> **Task requirements**: Look below. Copy each line that has "nedēļā" in it.

> **Task input**:
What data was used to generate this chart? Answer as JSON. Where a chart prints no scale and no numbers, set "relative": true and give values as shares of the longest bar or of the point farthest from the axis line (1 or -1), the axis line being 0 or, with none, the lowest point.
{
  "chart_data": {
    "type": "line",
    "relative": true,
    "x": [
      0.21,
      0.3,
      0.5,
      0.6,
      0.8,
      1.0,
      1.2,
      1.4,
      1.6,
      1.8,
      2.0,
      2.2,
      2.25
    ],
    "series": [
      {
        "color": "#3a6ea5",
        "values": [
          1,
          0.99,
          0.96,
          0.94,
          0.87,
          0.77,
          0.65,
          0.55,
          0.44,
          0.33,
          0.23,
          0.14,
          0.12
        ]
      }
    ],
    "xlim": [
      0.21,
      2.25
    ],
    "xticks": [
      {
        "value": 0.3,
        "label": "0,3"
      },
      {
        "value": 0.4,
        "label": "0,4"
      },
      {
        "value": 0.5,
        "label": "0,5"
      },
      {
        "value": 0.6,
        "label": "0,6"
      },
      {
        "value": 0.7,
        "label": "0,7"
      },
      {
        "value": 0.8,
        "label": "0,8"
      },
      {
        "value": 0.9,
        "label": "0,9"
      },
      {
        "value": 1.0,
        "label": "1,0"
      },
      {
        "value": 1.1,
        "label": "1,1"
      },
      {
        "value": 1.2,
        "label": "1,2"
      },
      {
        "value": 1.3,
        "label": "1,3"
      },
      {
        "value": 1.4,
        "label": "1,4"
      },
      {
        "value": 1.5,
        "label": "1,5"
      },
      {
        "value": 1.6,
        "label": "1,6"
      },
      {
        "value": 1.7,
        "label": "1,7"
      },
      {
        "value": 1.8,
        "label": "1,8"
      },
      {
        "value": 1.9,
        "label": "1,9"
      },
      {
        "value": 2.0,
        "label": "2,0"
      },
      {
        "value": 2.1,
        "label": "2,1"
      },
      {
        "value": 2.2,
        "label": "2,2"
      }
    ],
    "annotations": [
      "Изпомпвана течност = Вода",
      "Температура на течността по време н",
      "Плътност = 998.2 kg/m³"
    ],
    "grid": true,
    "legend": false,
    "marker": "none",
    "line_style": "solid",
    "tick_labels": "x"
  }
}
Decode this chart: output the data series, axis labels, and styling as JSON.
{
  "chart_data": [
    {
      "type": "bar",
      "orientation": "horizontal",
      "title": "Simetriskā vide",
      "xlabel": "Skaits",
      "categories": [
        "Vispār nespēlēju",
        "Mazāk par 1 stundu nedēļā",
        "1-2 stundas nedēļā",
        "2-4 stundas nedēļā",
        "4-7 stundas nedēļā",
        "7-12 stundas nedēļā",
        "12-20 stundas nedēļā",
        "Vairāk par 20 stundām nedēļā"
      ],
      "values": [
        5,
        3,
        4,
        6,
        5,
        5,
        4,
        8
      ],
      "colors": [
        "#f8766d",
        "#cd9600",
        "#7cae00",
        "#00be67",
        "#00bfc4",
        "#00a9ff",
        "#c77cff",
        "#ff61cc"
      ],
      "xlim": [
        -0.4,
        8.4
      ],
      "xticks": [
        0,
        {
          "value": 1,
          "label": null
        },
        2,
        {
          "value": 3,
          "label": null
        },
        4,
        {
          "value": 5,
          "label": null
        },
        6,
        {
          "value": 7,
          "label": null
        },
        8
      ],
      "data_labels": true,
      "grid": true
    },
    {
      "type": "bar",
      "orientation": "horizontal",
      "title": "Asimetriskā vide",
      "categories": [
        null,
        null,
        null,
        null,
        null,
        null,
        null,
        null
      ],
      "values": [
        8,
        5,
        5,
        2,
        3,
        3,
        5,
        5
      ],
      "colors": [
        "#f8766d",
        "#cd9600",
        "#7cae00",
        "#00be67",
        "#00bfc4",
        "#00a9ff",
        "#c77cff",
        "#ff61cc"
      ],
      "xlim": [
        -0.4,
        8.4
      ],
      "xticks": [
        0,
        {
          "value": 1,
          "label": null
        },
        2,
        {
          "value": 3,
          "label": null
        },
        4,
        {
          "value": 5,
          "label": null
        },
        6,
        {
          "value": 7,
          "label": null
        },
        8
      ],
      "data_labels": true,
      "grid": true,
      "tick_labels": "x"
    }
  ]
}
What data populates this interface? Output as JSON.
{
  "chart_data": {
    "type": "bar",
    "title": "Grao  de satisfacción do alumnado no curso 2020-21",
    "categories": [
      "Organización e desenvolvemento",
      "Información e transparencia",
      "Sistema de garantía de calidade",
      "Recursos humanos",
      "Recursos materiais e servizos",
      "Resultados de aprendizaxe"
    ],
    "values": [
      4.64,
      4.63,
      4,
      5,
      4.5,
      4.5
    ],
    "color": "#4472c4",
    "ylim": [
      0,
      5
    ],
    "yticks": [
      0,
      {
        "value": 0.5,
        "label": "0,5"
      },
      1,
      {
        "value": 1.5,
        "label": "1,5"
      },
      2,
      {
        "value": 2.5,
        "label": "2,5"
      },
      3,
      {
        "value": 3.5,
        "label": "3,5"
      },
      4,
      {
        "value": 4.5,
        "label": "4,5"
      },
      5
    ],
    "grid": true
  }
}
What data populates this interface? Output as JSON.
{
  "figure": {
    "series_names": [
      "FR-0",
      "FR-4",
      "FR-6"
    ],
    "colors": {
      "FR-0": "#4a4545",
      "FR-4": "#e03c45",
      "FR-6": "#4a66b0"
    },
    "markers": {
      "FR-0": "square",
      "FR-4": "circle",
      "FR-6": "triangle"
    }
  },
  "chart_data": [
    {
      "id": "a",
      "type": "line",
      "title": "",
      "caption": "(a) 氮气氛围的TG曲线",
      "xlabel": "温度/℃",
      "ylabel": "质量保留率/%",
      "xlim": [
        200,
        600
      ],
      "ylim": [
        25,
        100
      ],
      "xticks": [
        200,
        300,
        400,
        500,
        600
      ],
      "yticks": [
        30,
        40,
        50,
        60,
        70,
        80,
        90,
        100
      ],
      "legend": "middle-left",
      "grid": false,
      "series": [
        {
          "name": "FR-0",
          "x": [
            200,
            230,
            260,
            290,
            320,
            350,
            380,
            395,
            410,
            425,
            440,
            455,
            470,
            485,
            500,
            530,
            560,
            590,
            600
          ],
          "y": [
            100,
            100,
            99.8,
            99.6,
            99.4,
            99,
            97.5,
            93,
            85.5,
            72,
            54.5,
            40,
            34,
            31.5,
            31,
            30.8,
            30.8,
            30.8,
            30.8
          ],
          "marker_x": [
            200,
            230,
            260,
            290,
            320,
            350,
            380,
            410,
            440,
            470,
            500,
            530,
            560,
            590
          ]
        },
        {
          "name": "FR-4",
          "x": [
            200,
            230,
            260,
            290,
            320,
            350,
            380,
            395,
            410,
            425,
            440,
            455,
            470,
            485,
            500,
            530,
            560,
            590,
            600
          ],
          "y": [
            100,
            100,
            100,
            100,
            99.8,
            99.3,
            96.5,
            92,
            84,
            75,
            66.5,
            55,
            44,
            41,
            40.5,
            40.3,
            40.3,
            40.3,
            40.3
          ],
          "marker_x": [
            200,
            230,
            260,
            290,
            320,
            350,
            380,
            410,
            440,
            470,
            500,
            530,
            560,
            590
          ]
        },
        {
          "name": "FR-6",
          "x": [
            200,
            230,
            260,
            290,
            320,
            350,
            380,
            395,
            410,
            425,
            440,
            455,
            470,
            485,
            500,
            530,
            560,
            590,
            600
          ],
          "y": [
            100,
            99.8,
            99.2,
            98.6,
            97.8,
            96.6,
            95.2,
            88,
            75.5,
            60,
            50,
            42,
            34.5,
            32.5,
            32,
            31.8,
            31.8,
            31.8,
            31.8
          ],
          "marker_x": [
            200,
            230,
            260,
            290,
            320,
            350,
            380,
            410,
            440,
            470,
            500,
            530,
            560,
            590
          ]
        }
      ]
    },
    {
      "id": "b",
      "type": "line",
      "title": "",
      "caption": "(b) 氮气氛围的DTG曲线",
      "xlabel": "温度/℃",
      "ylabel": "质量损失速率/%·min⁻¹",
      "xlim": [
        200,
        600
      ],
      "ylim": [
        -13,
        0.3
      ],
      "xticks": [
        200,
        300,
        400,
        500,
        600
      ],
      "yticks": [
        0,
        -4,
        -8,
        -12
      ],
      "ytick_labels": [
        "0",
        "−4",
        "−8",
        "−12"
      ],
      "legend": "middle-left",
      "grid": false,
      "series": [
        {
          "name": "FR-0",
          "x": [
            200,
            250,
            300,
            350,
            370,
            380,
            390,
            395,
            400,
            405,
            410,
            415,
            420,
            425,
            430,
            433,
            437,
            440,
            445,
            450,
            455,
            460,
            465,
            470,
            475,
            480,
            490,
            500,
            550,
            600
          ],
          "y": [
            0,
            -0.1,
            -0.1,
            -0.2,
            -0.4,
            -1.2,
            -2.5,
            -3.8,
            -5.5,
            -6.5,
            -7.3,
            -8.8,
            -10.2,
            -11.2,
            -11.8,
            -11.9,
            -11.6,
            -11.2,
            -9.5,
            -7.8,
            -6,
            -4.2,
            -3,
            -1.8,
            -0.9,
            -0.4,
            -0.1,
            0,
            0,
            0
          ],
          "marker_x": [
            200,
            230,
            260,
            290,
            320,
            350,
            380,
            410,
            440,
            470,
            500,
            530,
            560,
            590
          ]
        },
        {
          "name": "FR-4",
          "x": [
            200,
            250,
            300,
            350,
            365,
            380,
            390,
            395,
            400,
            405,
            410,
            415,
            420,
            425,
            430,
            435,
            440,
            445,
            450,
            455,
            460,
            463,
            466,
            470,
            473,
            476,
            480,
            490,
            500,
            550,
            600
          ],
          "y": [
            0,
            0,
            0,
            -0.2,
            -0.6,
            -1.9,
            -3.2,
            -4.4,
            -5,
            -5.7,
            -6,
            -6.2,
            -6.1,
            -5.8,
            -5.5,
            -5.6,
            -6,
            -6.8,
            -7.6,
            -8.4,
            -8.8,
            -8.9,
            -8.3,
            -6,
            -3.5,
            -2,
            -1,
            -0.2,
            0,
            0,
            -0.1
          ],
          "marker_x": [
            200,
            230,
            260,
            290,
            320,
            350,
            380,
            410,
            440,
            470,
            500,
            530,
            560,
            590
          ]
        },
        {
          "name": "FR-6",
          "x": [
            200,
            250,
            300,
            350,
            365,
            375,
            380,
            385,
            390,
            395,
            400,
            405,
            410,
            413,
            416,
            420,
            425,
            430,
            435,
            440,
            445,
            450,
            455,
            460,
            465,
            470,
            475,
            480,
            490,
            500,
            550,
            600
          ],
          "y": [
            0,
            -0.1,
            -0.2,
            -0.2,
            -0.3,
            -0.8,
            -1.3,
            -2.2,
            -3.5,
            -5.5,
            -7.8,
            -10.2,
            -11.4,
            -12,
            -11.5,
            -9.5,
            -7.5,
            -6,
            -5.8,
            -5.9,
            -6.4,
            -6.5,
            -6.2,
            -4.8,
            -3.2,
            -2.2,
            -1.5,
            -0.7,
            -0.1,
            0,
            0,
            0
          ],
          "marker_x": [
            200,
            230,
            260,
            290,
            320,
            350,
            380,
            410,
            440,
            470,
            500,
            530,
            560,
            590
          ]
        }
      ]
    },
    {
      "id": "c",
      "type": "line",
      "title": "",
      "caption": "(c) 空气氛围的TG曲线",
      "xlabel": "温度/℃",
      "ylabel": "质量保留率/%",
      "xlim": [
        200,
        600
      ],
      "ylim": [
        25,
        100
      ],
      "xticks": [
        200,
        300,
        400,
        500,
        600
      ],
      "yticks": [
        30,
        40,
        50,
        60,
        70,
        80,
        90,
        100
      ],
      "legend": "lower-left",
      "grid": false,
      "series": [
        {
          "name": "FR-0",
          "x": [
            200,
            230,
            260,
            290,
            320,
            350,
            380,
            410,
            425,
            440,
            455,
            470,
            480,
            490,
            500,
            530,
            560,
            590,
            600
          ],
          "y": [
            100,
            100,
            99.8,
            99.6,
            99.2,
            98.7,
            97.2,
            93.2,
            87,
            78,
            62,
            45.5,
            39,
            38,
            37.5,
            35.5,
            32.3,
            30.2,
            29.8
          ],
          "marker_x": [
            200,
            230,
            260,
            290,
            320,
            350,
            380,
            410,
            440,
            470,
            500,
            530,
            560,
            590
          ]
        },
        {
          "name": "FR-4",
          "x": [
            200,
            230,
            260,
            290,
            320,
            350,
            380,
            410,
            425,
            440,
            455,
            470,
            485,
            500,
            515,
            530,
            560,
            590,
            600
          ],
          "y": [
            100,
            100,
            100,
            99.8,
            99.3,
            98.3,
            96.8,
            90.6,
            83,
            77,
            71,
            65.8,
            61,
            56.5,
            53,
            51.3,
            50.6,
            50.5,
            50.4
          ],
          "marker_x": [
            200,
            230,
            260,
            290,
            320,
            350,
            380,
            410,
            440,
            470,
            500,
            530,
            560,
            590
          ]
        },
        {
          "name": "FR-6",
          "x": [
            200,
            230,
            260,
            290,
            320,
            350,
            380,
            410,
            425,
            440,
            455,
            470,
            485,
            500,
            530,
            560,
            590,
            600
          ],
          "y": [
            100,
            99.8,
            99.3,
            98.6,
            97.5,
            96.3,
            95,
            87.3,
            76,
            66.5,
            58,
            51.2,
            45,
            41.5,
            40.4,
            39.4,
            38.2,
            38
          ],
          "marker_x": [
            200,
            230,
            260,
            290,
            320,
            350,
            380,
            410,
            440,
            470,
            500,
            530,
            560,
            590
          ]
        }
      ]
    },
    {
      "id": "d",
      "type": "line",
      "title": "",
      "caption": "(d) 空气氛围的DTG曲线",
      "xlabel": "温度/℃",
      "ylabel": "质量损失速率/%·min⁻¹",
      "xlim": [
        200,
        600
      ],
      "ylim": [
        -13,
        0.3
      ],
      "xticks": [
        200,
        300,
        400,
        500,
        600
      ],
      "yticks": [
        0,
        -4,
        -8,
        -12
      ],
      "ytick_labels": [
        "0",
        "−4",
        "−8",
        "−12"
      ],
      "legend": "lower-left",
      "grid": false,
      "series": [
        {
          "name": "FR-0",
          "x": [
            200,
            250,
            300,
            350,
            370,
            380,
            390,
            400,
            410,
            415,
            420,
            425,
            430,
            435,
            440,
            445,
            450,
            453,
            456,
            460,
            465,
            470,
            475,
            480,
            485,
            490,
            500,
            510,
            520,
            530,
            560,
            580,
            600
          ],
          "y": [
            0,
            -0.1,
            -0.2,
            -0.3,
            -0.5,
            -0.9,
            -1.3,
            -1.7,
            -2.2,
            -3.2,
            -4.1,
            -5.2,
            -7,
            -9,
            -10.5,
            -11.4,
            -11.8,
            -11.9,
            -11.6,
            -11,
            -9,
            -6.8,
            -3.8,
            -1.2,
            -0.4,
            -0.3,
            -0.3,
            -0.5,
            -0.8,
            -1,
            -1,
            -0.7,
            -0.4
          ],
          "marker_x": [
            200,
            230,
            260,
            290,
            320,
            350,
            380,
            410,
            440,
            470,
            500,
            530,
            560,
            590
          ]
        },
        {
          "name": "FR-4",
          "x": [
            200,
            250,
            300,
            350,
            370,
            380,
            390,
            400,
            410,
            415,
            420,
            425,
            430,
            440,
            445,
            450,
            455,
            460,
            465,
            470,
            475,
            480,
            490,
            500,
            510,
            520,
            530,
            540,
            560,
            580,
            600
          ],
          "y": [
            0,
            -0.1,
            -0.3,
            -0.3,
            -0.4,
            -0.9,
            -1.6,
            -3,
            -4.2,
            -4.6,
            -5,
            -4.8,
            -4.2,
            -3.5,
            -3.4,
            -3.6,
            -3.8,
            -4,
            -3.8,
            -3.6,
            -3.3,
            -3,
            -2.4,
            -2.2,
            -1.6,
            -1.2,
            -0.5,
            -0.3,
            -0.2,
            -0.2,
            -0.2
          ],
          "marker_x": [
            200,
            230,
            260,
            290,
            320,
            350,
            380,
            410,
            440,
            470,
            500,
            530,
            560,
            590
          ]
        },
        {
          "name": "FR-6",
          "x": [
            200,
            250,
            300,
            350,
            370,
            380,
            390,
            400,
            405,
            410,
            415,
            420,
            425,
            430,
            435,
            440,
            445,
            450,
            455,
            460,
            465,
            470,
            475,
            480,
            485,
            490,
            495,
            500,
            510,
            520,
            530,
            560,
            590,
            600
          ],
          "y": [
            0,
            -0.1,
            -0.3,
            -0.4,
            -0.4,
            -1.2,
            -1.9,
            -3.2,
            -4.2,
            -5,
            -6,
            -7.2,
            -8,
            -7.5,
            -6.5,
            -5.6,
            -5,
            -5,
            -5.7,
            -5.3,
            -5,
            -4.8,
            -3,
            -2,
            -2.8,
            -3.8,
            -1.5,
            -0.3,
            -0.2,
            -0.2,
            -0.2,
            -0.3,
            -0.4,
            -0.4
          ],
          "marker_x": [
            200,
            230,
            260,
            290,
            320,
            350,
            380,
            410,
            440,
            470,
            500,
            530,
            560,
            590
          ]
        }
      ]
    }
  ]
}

> **The output**:
        "Mazāk par 1 stundu nedēļā",
        "1-2 stundas nedēļā",
        "2-4 stundas nedēļā",
        "4-7 stundas nedēļā",
        "7-12 stundas nedēļā",
        "12-20 stundas nedēļā",
        "Vairāk par 20 stundām nedēļā"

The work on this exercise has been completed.